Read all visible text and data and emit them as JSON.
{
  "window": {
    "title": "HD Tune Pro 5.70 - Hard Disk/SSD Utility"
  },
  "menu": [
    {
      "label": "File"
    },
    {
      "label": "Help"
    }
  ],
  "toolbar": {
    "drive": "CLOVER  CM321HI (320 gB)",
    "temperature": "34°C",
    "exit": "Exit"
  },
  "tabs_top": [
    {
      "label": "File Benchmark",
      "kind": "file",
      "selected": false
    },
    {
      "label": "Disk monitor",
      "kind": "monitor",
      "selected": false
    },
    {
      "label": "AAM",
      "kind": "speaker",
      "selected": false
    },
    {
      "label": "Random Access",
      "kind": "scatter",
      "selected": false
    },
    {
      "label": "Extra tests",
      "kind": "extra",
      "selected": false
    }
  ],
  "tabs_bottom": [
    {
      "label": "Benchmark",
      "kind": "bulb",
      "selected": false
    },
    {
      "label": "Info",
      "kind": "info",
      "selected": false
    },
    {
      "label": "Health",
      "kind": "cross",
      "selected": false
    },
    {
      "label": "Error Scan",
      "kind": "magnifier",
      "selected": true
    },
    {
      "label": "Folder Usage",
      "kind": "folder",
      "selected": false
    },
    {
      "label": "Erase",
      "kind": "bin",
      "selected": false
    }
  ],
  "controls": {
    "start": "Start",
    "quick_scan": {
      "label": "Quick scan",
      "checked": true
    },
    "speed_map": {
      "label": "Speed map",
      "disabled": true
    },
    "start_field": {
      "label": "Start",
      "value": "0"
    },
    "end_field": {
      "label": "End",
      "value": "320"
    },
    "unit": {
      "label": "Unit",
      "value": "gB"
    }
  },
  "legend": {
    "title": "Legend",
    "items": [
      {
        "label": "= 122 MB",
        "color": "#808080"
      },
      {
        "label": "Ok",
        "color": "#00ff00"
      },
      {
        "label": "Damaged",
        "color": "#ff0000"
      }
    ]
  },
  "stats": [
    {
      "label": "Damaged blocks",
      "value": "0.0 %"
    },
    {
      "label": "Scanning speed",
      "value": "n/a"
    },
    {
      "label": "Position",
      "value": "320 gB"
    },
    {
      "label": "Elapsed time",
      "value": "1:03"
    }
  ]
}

* * * * * * *

__TASK OBJECTIVE__: All of the lines above must be returned exactly.

__RESULT OF THE TASK__:
Read all visible text and data and emit them as JSON.
{
  "window": {
    "title": "HD Tune Pro 5.70 - Hard Disk/SSD Utility"
  },
  "menu": [
    {
      "label": "File"
    },
    {
      "label": "Help"
    }
  ],
  "toolbar": {
    "drive": "CLOVER  CM321HI (320 gB)",
    "temperature": "34°C",
    "exit": "Exit"
  },
  "tabs_top": [
    {
      "label": "File Benchmark",
      "kind": "file",
      "selected": false
    },
    {
      "label": "Disk monitor",
      "kind": "monitor",
      "selected": false
    },
    {
      "label": "AAM",
      "kind": "speaker",
      "selected": false
    },
    {
      "label": "Random Access",
      "kind": "scatter",
      "selected": false
    },
    {
      "label": "Extra tests",
      "kind": "extra",
      "selected": false
    }
  ],
  "tabs_bottom": [
    {
      "label": "Benchmark",
      "kind": "bulb",
      "selected": false
    },
    {
      "label": "Info",
      "kind": "info",
      "selected": false
    },
    {
      "label": "Health",
      "kind": "cross",
      "selected": false
    },
    {
      "label": "Error Scan",
      "kind": "magnifier",
      "selected": true
    },
    {
      "label": "Folder Usage",
      "kind": "folder",
      "selected": false
    },
    {
      "label": "Erase",
      "kind": "bin",
      "selected": false
    }
  ],
  "controls": {
    "start": "Start",
    "quick_scan": {
      "label": "Quick scan",
      "checked": true
    },
    "speed_map": {
      "label": "Speed map",
      "disabled": true
    },
    "start_field": {
      "label": "Start",
      "value": "0"
    },
    "end_field": {
      "label": "End",
      "value": "320"
    },
    "unit": {
      "label": "Unit",
      "value": "gB"
    }
  },
  "legend": {
    "title": "Legend",
    "items": [
      {
        "label": "= 122 MB",
        "color": "#808080"
      },
      {
        "label": "Ok",
        "color": "#00ff00"
      },
      {
        "label": "Damaged",
        "color": "#ff0000"
      }
    ]
  },
  "stats": [
    {
      "label": "Damaged blocks",
      "value": "0.0 %"
    },
    {
      "label": "Scanning speed",
      "value": "n/a"
    },
    {
      "label": "Position",
      "value": "320 gB"
    },
    {
      "label": "Elapsed time",
      "value": "1:03"
    }
  ]
}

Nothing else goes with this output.